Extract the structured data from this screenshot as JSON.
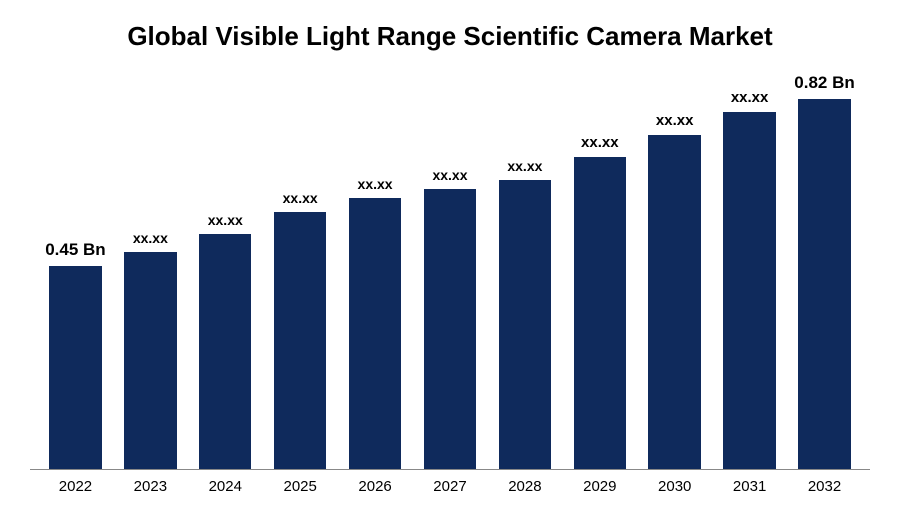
{
  "chart": {
    "type": "bar",
    "title": "Global Visible Light Range Scientific Camera Market",
    "title_fontsize": 26,
    "title_fontweight": 700,
    "title_color": "#000000",
    "background_color": "#ffffff",
    "axis_line_color": "#888888",
    "bar_color": "#0f2a5c",
    "bar_width_ratio": 0.7,
    "label_fontsize": 15,
    "label_fontweight": 600,
    "label_color": "#000000",
    "xtick_fontsize": 15,
    "xtick_color": "#000000",
    "ymax": 0.9,
    "categories": [
      "2022",
      "2023",
      "2024",
      "2025",
      "2026",
      "2027",
      "2028",
      "2029",
      "2030",
      "2031",
      "2032"
    ],
    "values": [
      0.45,
      0.48,
      0.52,
      0.57,
      0.6,
      0.62,
      0.64,
      0.69,
      0.74,
      0.79,
      0.82
    ],
    "value_labels": [
      "0.45 Bn",
      "xx.xx",
      "xx.xx",
      "xx.xx",
      "xx.xx",
      "xx.xx",
      "xx.xx",
      "xx.xx",
      "xx.xx",
      "xx.xx",
      "0.82 Bn"
    ],
    "label_bold_flags": [
      true,
      false,
      false,
      false,
      false,
      false,
      false,
      false,
      false,
      false,
      true
    ],
    "label_fontsizes": [
      17,
      14,
      14,
      14,
      14,
      14,
      14,
      15,
      15,
      15,
      17
    ]
  }
}
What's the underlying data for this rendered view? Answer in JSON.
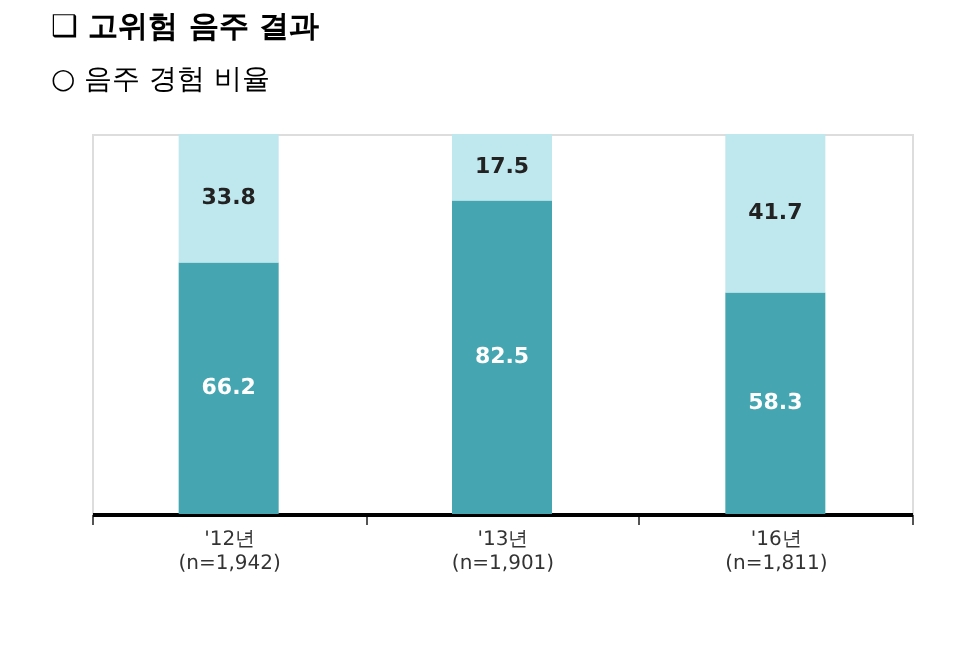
{
  "chart_data": {
    "type": "bar",
    "title": "❑ 고위험 음주 결과",
    "subtitle": "○ 음주 경험 비율",
    "categories": [
      "'12년\n(n=1,942)",
      "'13년\n(n=1,901)",
      "'16년\n(n=1,811)"
    ],
    "stacked": true,
    "data_labels": true,
    "legend": false,
    "grid": false,
    "series": [
      {
        "color": "#45a6b1",
        "values": [
          66.2,
          82.5,
          58.3
        ]
      },
      {
        "color": "#bfe7ee",
        "values": [
          33.8,
          17.5,
          41.7
        ]
      }
    ]
  }
}
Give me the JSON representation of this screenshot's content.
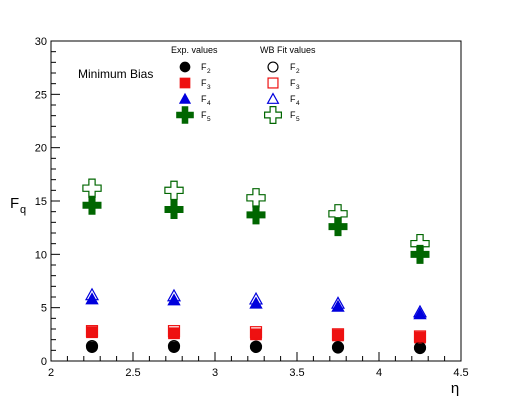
{
  "chart_data": {
    "type": "scatter",
    "title": "",
    "annotation": "Minimum Bias",
    "xlabel": "η",
    "ylabel_main": "F",
    "ylabel_sub": "q",
    "xlim": [
      2,
      4.5
    ],
    "ylim": [
      0,
      30
    ],
    "xticks": [
      2,
      2.5,
      3,
      3.5,
      4,
      4.5
    ],
    "xtick_labels": [
      "2",
      "2.5",
      "3",
      "3.5",
      "4",
      "4.5"
    ],
    "yticks": [
      0,
      5,
      10,
      15,
      20,
      25,
      30
    ],
    "ytick_labels": [
      "0",
      "5",
      "10",
      "15",
      "20",
      "25",
      "30"
    ],
    "grid": false,
    "legend": {
      "placement": "top",
      "groups": [
        {
          "heading": "Exp. values",
          "filled": true,
          "entries": [
            "F",
            "F",
            "F",
            "F"
          ],
          "subs": [
            "2",
            "3",
            "4",
            "5"
          ]
        },
        {
          "heading": "WB Fit values",
          "filled": false,
          "entries": [
            "F",
            "F",
            "F",
            "F"
          ],
          "subs": [
            "2",
            "3",
            "4",
            "5"
          ]
        }
      ]
    },
    "x": [
      2.25,
      2.75,
      3.25,
      3.75,
      4.25
    ],
    "series": [
      {
        "group": "exp",
        "marker": "circle",
        "color": "#000000",
        "filled": true,
        "values": [
          1.3,
          1.3,
          1.3,
          1.25,
          1.2
        ],
        "err": [
          0.1,
          0.1,
          0.1,
          0.1,
          0.1
        ]
      },
      {
        "group": "exp",
        "marker": "square",
        "color": "#ee1111",
        "filled": true,
        "values": [
          2.7,
          2.6,
          2.5,
          2.4,
          2.2
        ],
        "err": [
          0.3,
          0.3,
          0.3,
          0.3,
          0.3
        ]
      },
      {
        "group": "exp",
        "marker": "triangle",
        "color": "#0000dd",
        "filled": true,
        "values": [
          5.8,
          5.7,
          5.4,
          5.1,
          4.4
        ],
        "err": [
          0.3,
          0.3,
          0.3,
          0.3,
          0.3
        ]
      },
      {
        "group": "exp",
        "marker": "cross",
        "color": "#006600",
        "filled": true,
        "values": [
          14.6,
          14.2,
          13.7,
          12.6,
          10.0
        ],
        "err": [
          0.6,
          0.6,
          0.6,
          0.6,
          0.6
        ]
      },
      {
        "group": "fit",
        "marker": "circle",
        "color": "#000000",
        "filled": false,
        "values": [
          1.4,
          1.4,
          1.35,
          1.3,
          1.25
        ]
      },
      {
        "group": "fit",
        "marker": "square",
        "color": "#ee1111",
        "filled": false,
        "values": [
          2.8,
          2.8,
          2.7,
          2.5,
          2.3
        ]
      },
      {
        "group": "fit",
        "marker": "triangle",
        "color": "#0000dd",
        "filled": false,
        "values": [
          6.2,
          6.1,
          5.8,
          5.4,
          4.6
        ]
      },
      {
        "group": "fit",
        "marker": "cross",
        "color": "#006600",
        "filled": false,
        "values": [
          16.2,
          16.0,
          15.3,
          13.8,
          11.0
        ]
      }
    ]
  }
}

What to produce
Repeat all the data as it stands, dropping any images it holds.

Worked answer
Extract the structured data from this screenshot as JSON.
{
  "chart": {
    "type": "bar",
    "title": "Global Visible Light Range Scientific Camera Market",
    "title_fontsize": 26,
    "title_fontweight": 700,
    "title_color": "#000000",
    "background_color": "#ffffff",
    "axis_line_color": "#888888",
    "bar_color": "#0f2a5c",
    "bar_width_ratio": 0.7,
    "label_fontsize": 15,
    "label_fontweight": 600,
    "label_color": "#000000",
    "xtick_fontsize": 15,
    "xtick_color": "#000000",
    "ymax": 0.9,
    "categories": [
      "2022",
      "2023",
      "2024",
      "2025",
      "2026",
      "2027",
      "2028",
      "2029",
      "2030",
      "2031",
      "2032"
    ],
    "values": [
      0.45,
      0.48,
      0.52,
      0.57,
      0.6,
      0.62,
      0.64,
      0.69,
      0.74,
      0.79,
      0.82
    ],
    "value_labels": [
      "0.45 Bn",
      "xx.xx",
      "xx.xx",
      "xx.xx",
      "xx.xx",
      "xx.xx",
      "xx.xx",
      "xx.xx",
      "xx.xx",
      "xx.xx",
      "0.82 Bn"
    ],
    "label_bold_flags": [
      true,
      false,
      false,
      false,
      false,
      false,
      false,
      false,
      false,
      false,
      true
    ],
    "label_fontsizes": [
      17,
      14,
      14,
      14,
      14,
      14,
      14,
      15,
      15,
      15,
      17
    ]
  }
}
What's the underlying data for this rendered view? Answer in JSON.
{
  "chart_data": {
    "type": "bar",
    "title": "❑ 고위험 음주 결과",
    "subtitle": "○ 음주 경험 비율",
    "categories": [
      "'12년\n(n=1,942)",
      "'13년\n(n=1,901)",
      "'16년\n(n=1,811)"
    ],
    "stacked": true,
    "data_labels": true,
    "legend": false,
    "grid": false,
    "series": [
      {
        "color": "#45a6b1",
        "values": [
          66.2,
          82.5,
          58.3
        ]
      },
      {
        "color": "#bfe7ee",
        "values": [
          33.8,
          17.5,
          41.7
        ]
      }
    ]
  }
}
Give me the JSON representation of this screenshot's content.
{
  "chart_data": {
    "type": "scatter",
    "title": "",
    "annotation": "Minimum Bias",
    "xlabel": "η",
    "ylabel_main": "F",
    "ylabel_sub": "q",
    "xlim": [
      2,
      4.5
    ],
    "ylim": [
      0,
      30
    ],
    "xticks": [
      2,
      2.5,
      3,
      3.5,
      4,
      4.5
    ],
    "xtick_labels": [
      "2",
      "2.5",
      "3",
      "3.5",
      "4",
      "4.5"
    ],
    "yticks": [
      0,
      5,
      10,
      15,
      20,
      25,
      30
    ],
    "ytick_labels": [
      "0",
      "5",
      "10",
      "15",
      "20",
      "25",
      "30"
    ],
    "grid": false,
    "legend": {
      "placement": "top",
      "groups": [
        {
          "heading": "Exp. values",
          "filled": true,
          "entries": [
            "F",
            "F",
            "F",
            "F"
          ],
          "subs": [
            "2",
            "3",
            "4",
            "5"
          ]
        },
        {
          "heading": "WB Fit values",
          "filled": false,
          "entries": [
            "F",
            "F",
            "F",
            "F"
          ],
          "subs": [
            "2",
            "3",
            "4",
            "5"
          ]
        }
      ]
    },
    "x": [
      2.25,
      2.75,
      3.25,
      3.75,
      4.25
    ],
    "series": [
      {
        "group": "exp",
        "marker": "circle",
        "color": "#000000",
        "filled": true,
        "values": [
          1.3,
          1.3,
          1.3,
          1.25,
          1.2
        ],
        "err": [
          0.1,
          0.1,
          0.1,
          0.1,
          0.1
        ]
      },
      {
        "group": "exp",
        "marker": "square",
        "color": "#ee1111",
        "filled": true,
        "values": [
          2.7,
          2.6,
          2.5,
          2.4,
          2.2
        ],
        "err": [
          0.3,
          0.3,
          0.3,
          0.3,
          0.3
        ]
      },
      {
        "group": "exp",
        "marker": "triangle",
        "color": "#0000dd",
        "filled": true,
        "values": [
          5.8,
          5.7,
          5.4,
          5.1,
          4.4
        ],
        "err": [
          0.3,
          0.3,
          0.3,
          0.3,
          0.3
        ]
      },
      {
        "group": "exp",
        "marker": "cross",
        "color": "#006600",
        "filled": true,
        "values": [
          14.6,
          14.2,
          13.7,
          12.6,
          10.0
        ],
        "err": [
          0.6,
          0.6,
          0.6,
          0.6,
          0.6
        ]
      },
      {
        "group": "fit",
        "marker": "circle",
        "color": "#000000",
        "filled": false,
        "values": [
          1.4,
          1.4,
          1.35,
          1.3,
          1.25
        ]
      },
      {
        "group": "fit",
        "marker": "square",
        "color": "#ee1111",
        "filled": false,
        "values": [
          2.8,
          2.8,
          2.7,
          2.5,
          2.3
        ]
      },
      {
        "group": "fit",
        "marker": "triangle",
        "color": "#0000dd",
        "filled": false,
        "values": [
          6.2,
          6.1,
          5.8,
          5.4,
          4.6
        ]
      },
      {
        "group": "fit",
        "marker": "cross",
        "color": "#006600",
        "filled": false,
        "values": [
          16.2,
          16.0,
          15.3,
          13.8,
          11.0
        ]
      }
    ]
  }
}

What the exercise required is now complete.